§ Source passage
################
Jon and Charlotte’s household includes two energetic adolescent boys, a menagerie of pets, and a partnership that is full of loud laughter.
Jon and Charlotte (both in their forties) have been married for seventeen years, but have been together for twenty-five. In that time, they’ve had their fair share of stresses, which Jon considers a natural part of partnership:
Having intertwining lives is going to necessarily involve some stressful situations, especially if you add children, or if you add pets, or any of those kinds of things. Your’e gonna have – or even just job situations – there are things that come up all the time that are gonna cause stress. So if the basis of that relationship isn’t strong – then I think it goes back to that idea of friendship and actually liking each other.
Their relationship’s strong basis goes back to the very first date, which as Charlotte puts it, “was a bloody disaster.” To sum up the events of the date, they went to a restaurant that had food Charlotte didn’t like. Then they tried and failed to see a movie. Next they drove twenty minutes to play miniature golf at a place that was closing as they arrived.
As a last-ditch effort to salvage the date, Charlotte says, “Poor Jon. He’s like at this point, he’s like I’ve gotta turn this thing around, I’ve gotta turn this thing around. And he says, ‘How’d you like to meet a puppy?’ I grew up as a cat person but I love cute little things so I thought awesome this’ll be great.”
Jon and Charlotte had different definitions of “puppy.” For Charlotte, a puppy was a tiny thing you could hold in your lap. For Jon, it included the nine-month-old gangly chocolate lab waiting to jump all over them at his parents’ house. Speaking of parents, Charlotte says, “the other thing he neglected to tell me was his parents weren’t home,” and that his older brother was. Charlotte says,
[Brad’s] personality is very different than Jon’s and he was delighting in the fact that his younger brother brings home a date to see the puppy, wink wink … at Mount Holyoke as a freshman all you hear is date rape, date rape, date rape, don’t put yourself in a situation where you’re not with any adults. I’m like, ‘Oh Jon where are your parents?’ ‘Oh they’re not home.’ ‘Ahhhhhh!’ … so after the rather teasing comments from Jon’s brother Brad I was like, ‘I need to use the ladies room,’ and locked myself in the bathroom for like 5 minutes-
Jon adds, “At which point I ripped my brother a new one – I was like you had better be nice!”
Charlotte goes on,
I come out of the bathroom. Brad is like, ‘I’m really sorry, I’m gonna buy you guys ice cream.’ And we went to Friendly’s, and actually it was really nice to see Jon with family. So that actually was really fabulous. And um so then Jon drives me home, and at the end of the night, he didn’t try to kiss me which was the majorest bonus points ever. And he said, ‘I’m really sorry for such a godawful date,’ and, ‘Could I please take you out and do it right this time?’ and I was like, ‘Absolutely!’ And then the next date was awesome.
################
§ Items
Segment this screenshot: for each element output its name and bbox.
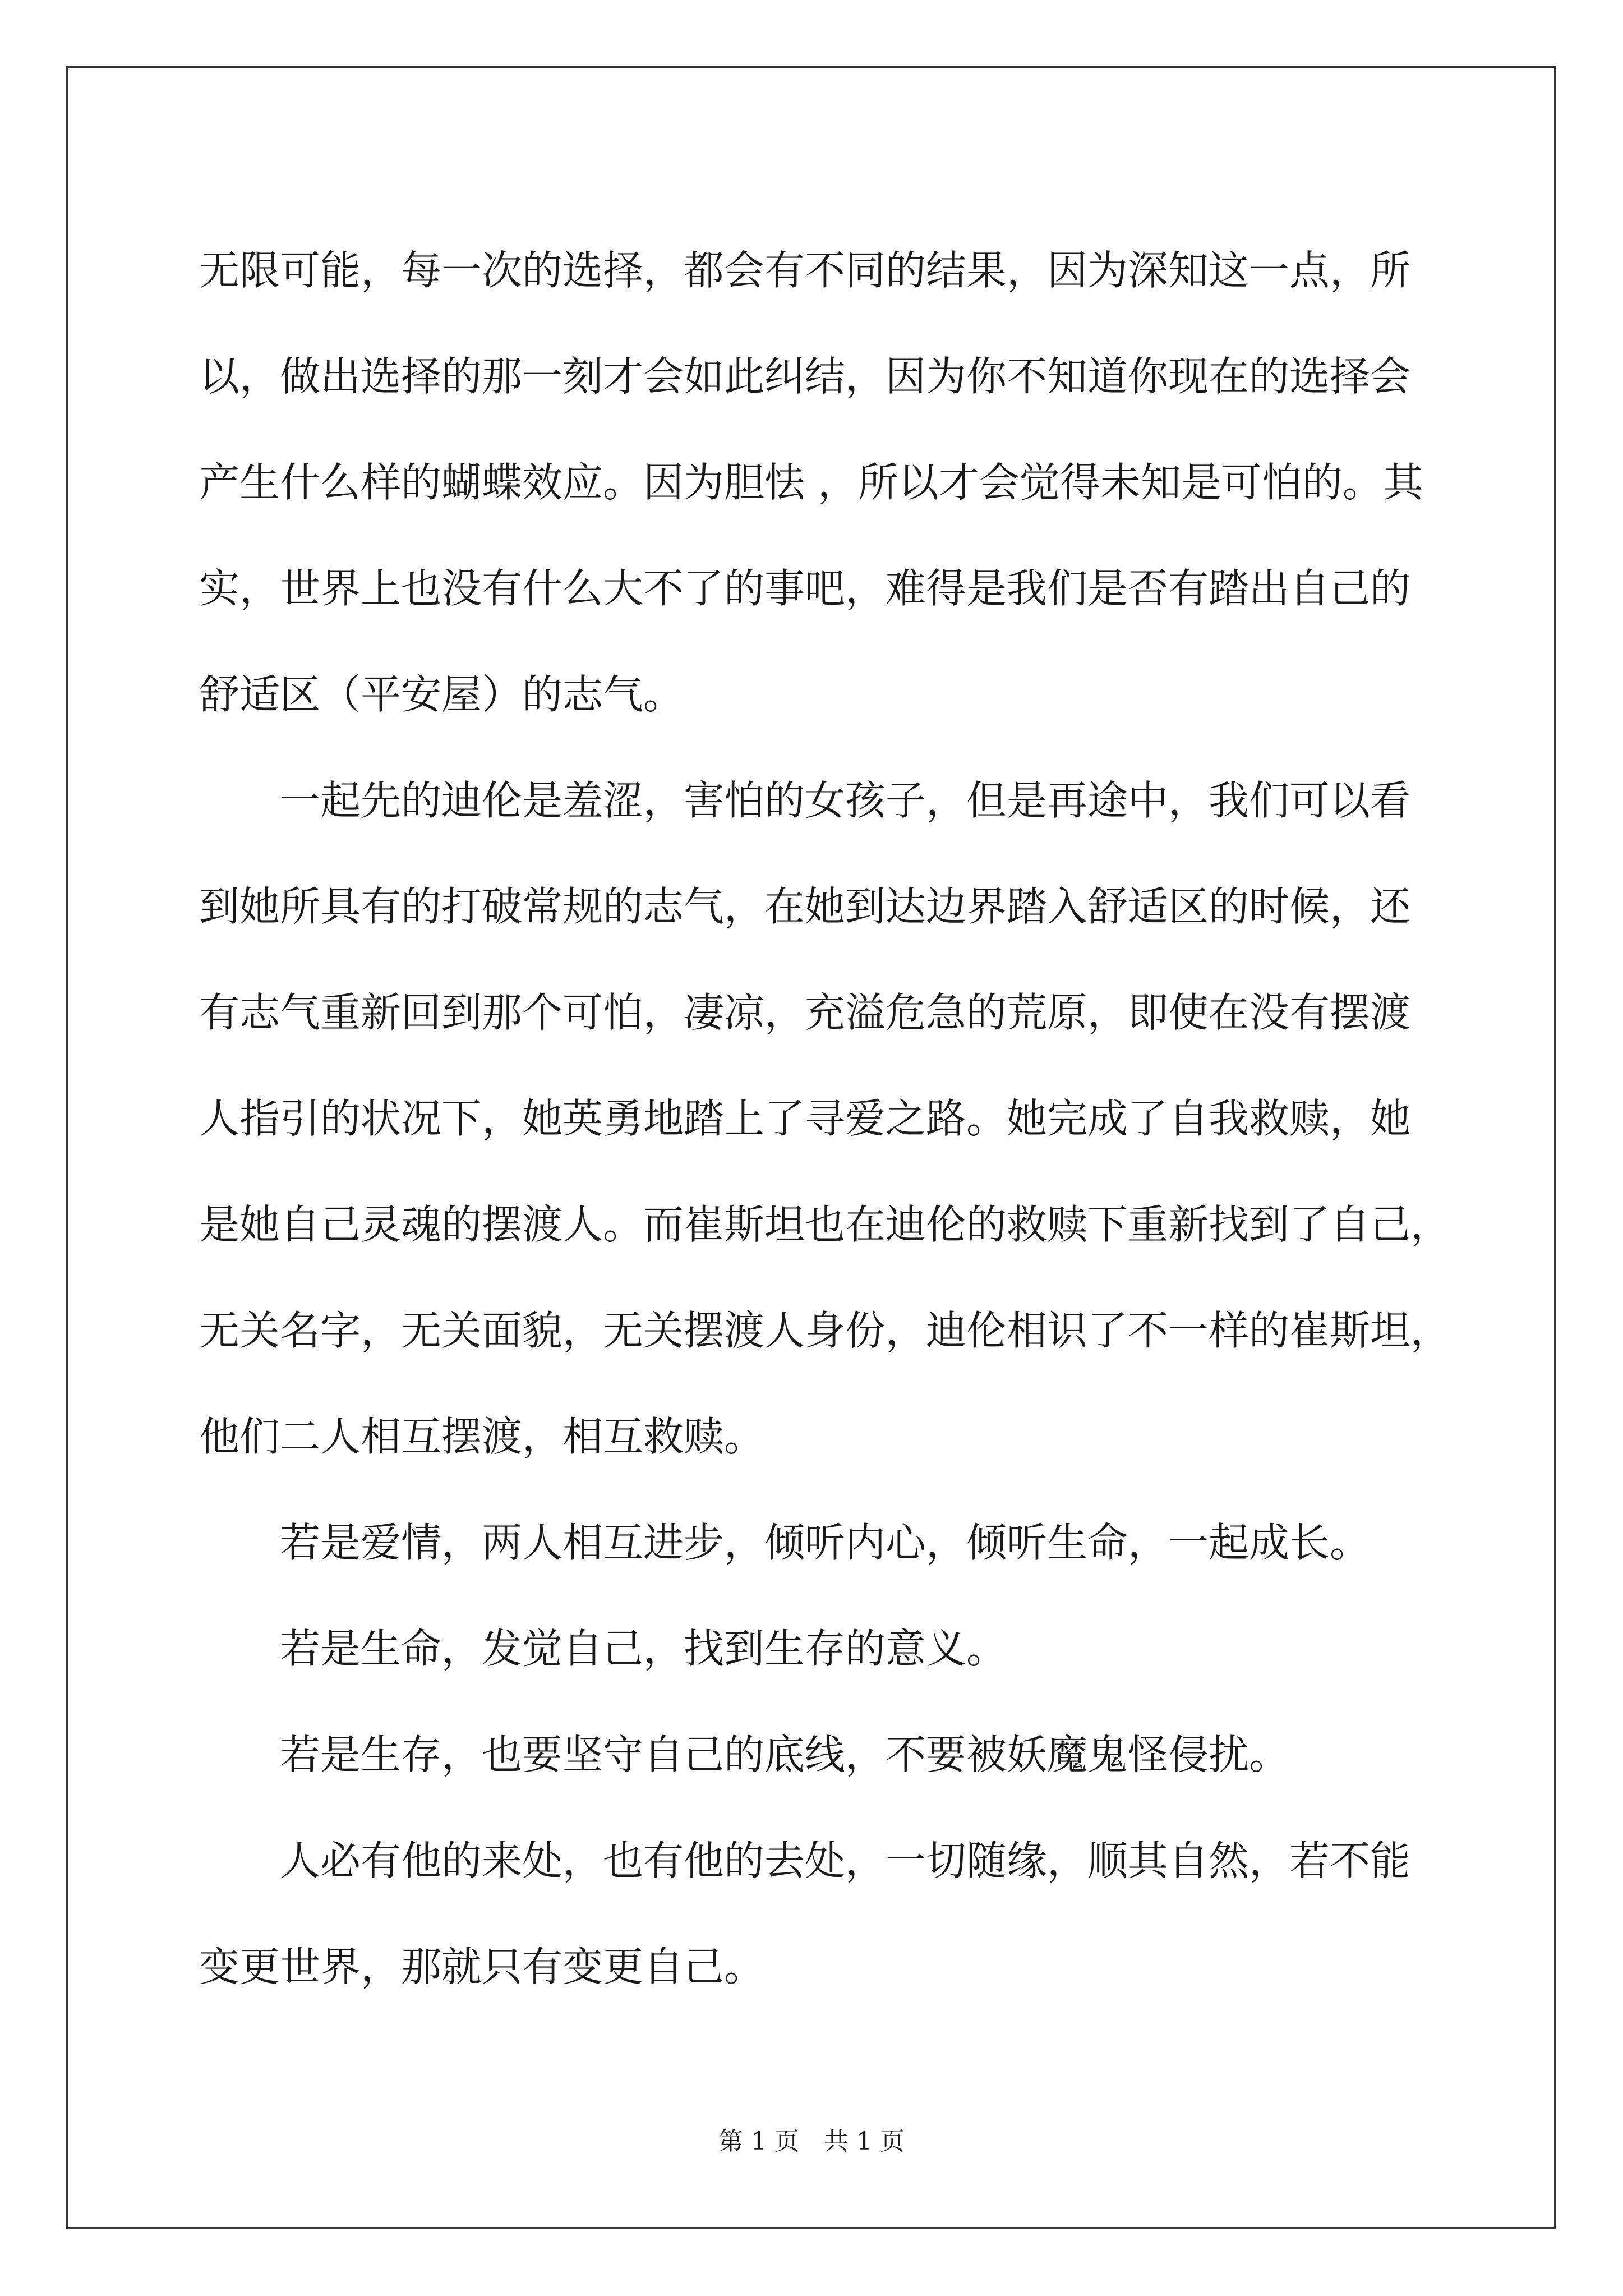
text-line: 一起先的迪伦是羞涩，害怕的女孩子，但是再途中，我们可以看	[280, 777, 1411, 824]
paragraph-1	[199, 218, 1461, 748]
paragraph-3	[199, 1490, 1461, 1596]
text-line: 无关名字，无关面貌，无关摆渡人身份，迪伦相识了不一样的崔斯坦，	[199, 1307, 1451, 1354]
text-line: 有志气重新回到那个可怕，凄凉，充溢危急的荒原，即使在没有摆渡	[199, 989, 1411, 1036]
text-line: 舒适区（平安屋）的志气。	[199, 671, 684, 718]
text-line: 若是爱情，两人相互进步，倾听内心，倾听生命，一起成长。	[280, 1519, 1371, 1566]
text-line: 实，世界上也没有什么大不了的事吧，难得是我们是否有踏出自己的	[199, 565, 1411, 612]
paragraph-2	[199, 748, 1461, 1490]
text-line: 是她自己灵魂的摆渡人。而崔斯坦也在迪伦的救赎下重新找到了自己，	[199, 1201, 1451, 1248]
text-line: 以，做出选择的那一刻才会如此纠结，因为你不知道你现在的选择会	[199, 353, 1411, 400]
page-footer	[0, 2125, 1623, 2159]
paragraph-5	[199, 1702, 1461, 1808]
text-line: 人必有他的来处，也有他的去处，一切随缘，顺其自然，若不能	[280, 1837, 1411, 1884]
text-line: 他们二人相互摆渡，相互救赎。	[199, 1413, 765, 1460]
paragraph-4	[199, 1596, 1461, 1702]
page-number-label: 第 1 页 共 1 页	[718, 2127, 905, 2156]
text-line: 产生什么样的蝴蝶效应。因为胆怯 ，所以才会觉得未知是可怕的。其	[199, 459, 1423, 506]
text-line: 无限可能，每一次的选择，都会有不同的结果，因为深知这一点，所	[199, 247, 1411, 294]
text-line: 若是生存，也要坚守自己的底线，不要被妖魔鬼怪侵扰。	[280, 1731, 1290, 1778]
text-line: 人指引的状况下，她英勇地踏上了寻爱之路。她完成了自我救赎，她	[199, 1095, 1411, 1142]
text-line: 变更世界，那就只有变更自己。	[199, 1943, 765, 1990]
paragraph-6	[199, 1808, 1461, 2020]
document-body	[199, 218, 1461, 2020]
text-line: 到她所具有的打破常规的志气，在她到达边界踏入舒适区的时候，还	[199, 883, 1411, 930]
text-line: 若是生命，发觉自己，找到生存的意义。	[280, 1625, 1007, 1672]
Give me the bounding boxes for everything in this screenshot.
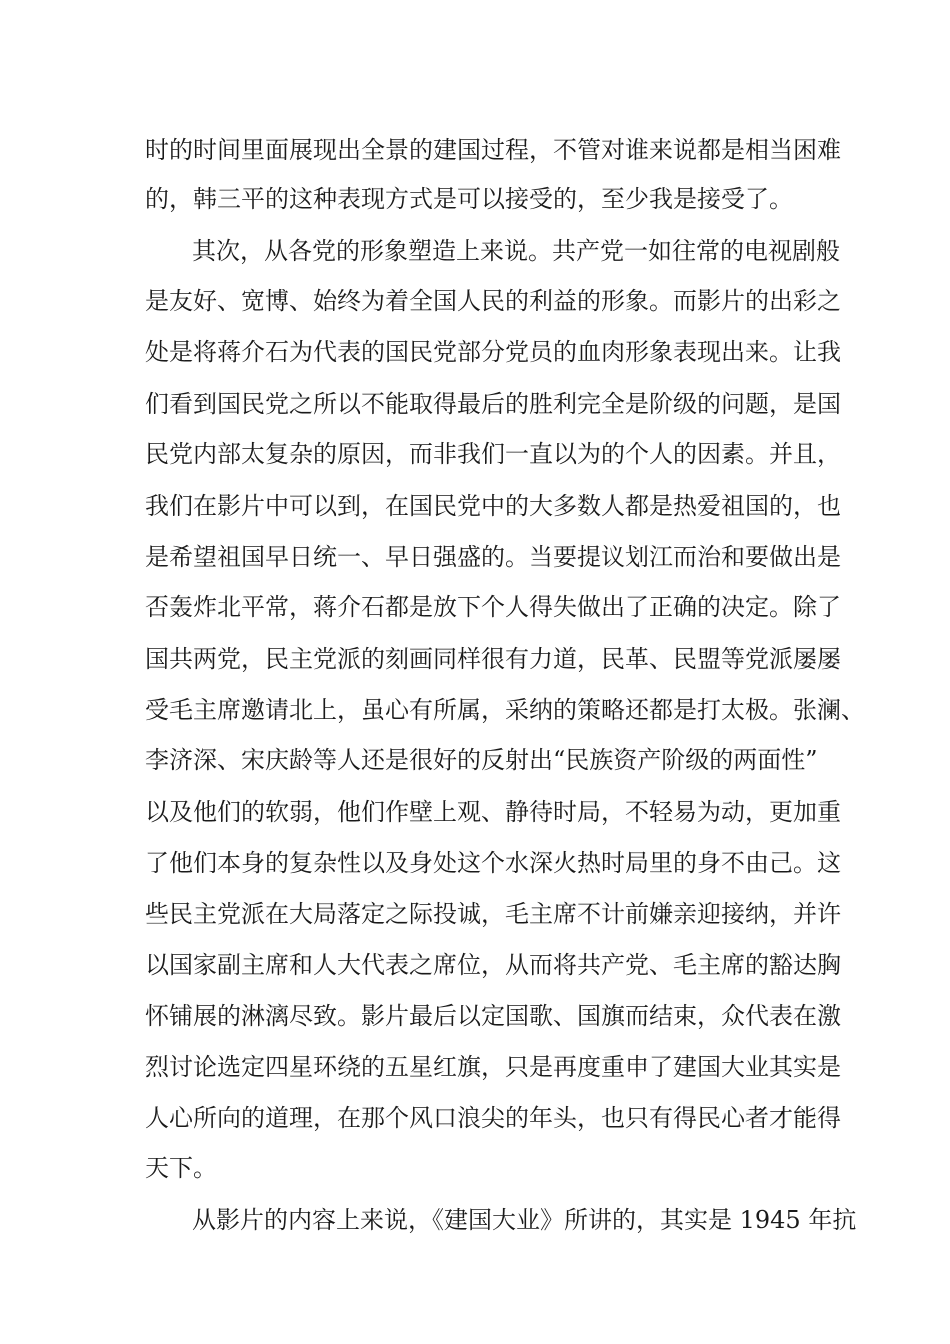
text-line: 的，韩三平的这种表现方式是可以接受的，至少我是接受了。 [145,185,793,213]
text-line: 烈讨论选定四星环绕的五星红旗，只是再度重申了建国大业其实是 [145,1053,841,1081]
text-line: 以及他们的软弱，他们作壁上观、静待时局，不轻易为动，更加重 [145,798,841,826]
text-line: 以国家副主席和人大代表之席位，从而将共产党、毛主席的豁达胸 [145,951,841,979]
text-line: 处是将蒋介石为代表的国民党部分党员的血肉形象表现出来。让我 [145,338,841,366]
text-line: 们看到国民党之所以不能取得最后的胜利完全是阶级的问题，是国 [145,390,841,418]
paragraph-start-line: 其次，从各党的形象塑造上来说。共产党一如往常的电视剧般 [192,237,840,265]
text-line: 受毛主席邀请北上，虽心有所属，采纳的策略还都是打太极。张澜、 [145,696,865,724]
text-line: 怀铺展的淋漓尽致。影片最后以定国歌、国旗而结束，众代表在激 [145,1002,841,1030]
text-line: 时的时间里面展现出全景的建国过程，不管对谁来说都是相当困难 [145,136,841,164]
text-line: 否轰炸北平常，蒋介石都是放下个人得失做出了正确的决定。除了 [145,593,841,621]
text-line: 人心所向的道理，在那个风口浪尖的年头，也只有得民心者才能得 [145,1104,841,1132]
text-line: 是希望祖国早日统一、早日强盛的。当要提议划江而治和要做出是 [145,543,841,571]
text-line: 民党内部太复杂的原因，而非我们一直以为的个人的因素。并且， [145,440,841,468]
text-line: 些民主党派在大局落定之际投诚，毛主席不计前嫌亲迎接纳，并许 [145,900,841,928]
paragraph-start-line: 从影片的内容上来说，《建国大业》所讲的，其实是 1945 年抗 [192,1206,857,1234]
text-line: 是友好、宽博、始终为着全国人民的利益的形象。而影片的出彩之 [145,287,841,315]
text-line: 李济深、宋庆龄等人还是很好的反射出“民族资产阶级的两面性” [145,746,818,774]
text-line: 我们在影片中可以到，在国民党中的大多数人都是热爱祖国的，也 [145,492,841,520]
text-line: 国共两党，民主党派的刻画同样很有力道，民革、民盟等党派屡屡 [145,645,841,673]
text-line: 了他们本身的复杂性以及身处这个水深火热时局里的身不由己。这 [145,849,841,877]
text-line: 天下。 [145,1154,217,1182]
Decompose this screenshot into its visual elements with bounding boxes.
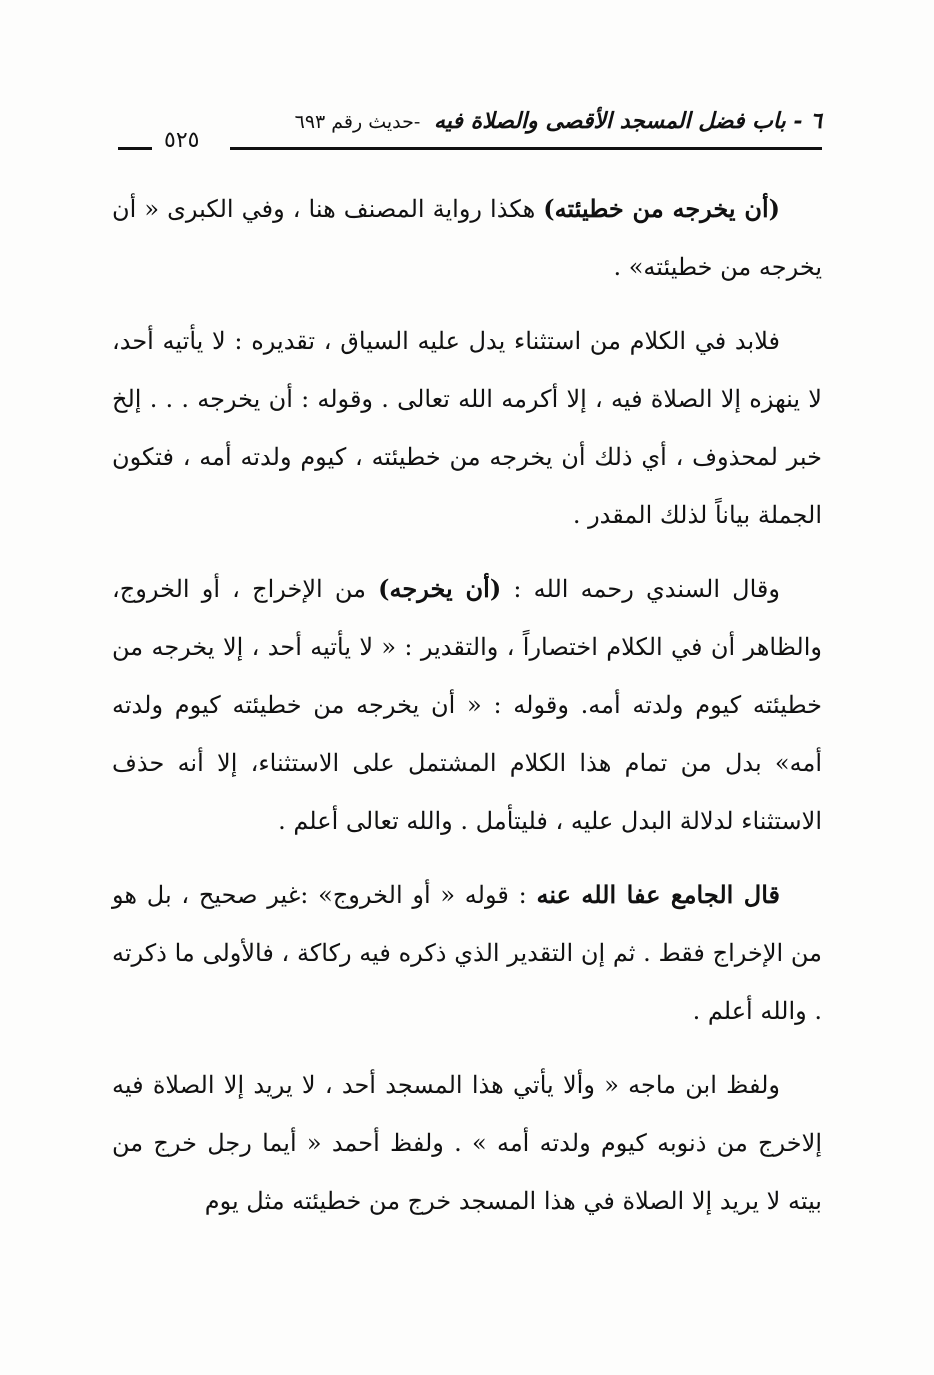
################
§ Task description
In the account of Jon and Charlotte's first date, where did Brad take the couple for ice cream?

§ Solution to this task
Friendly's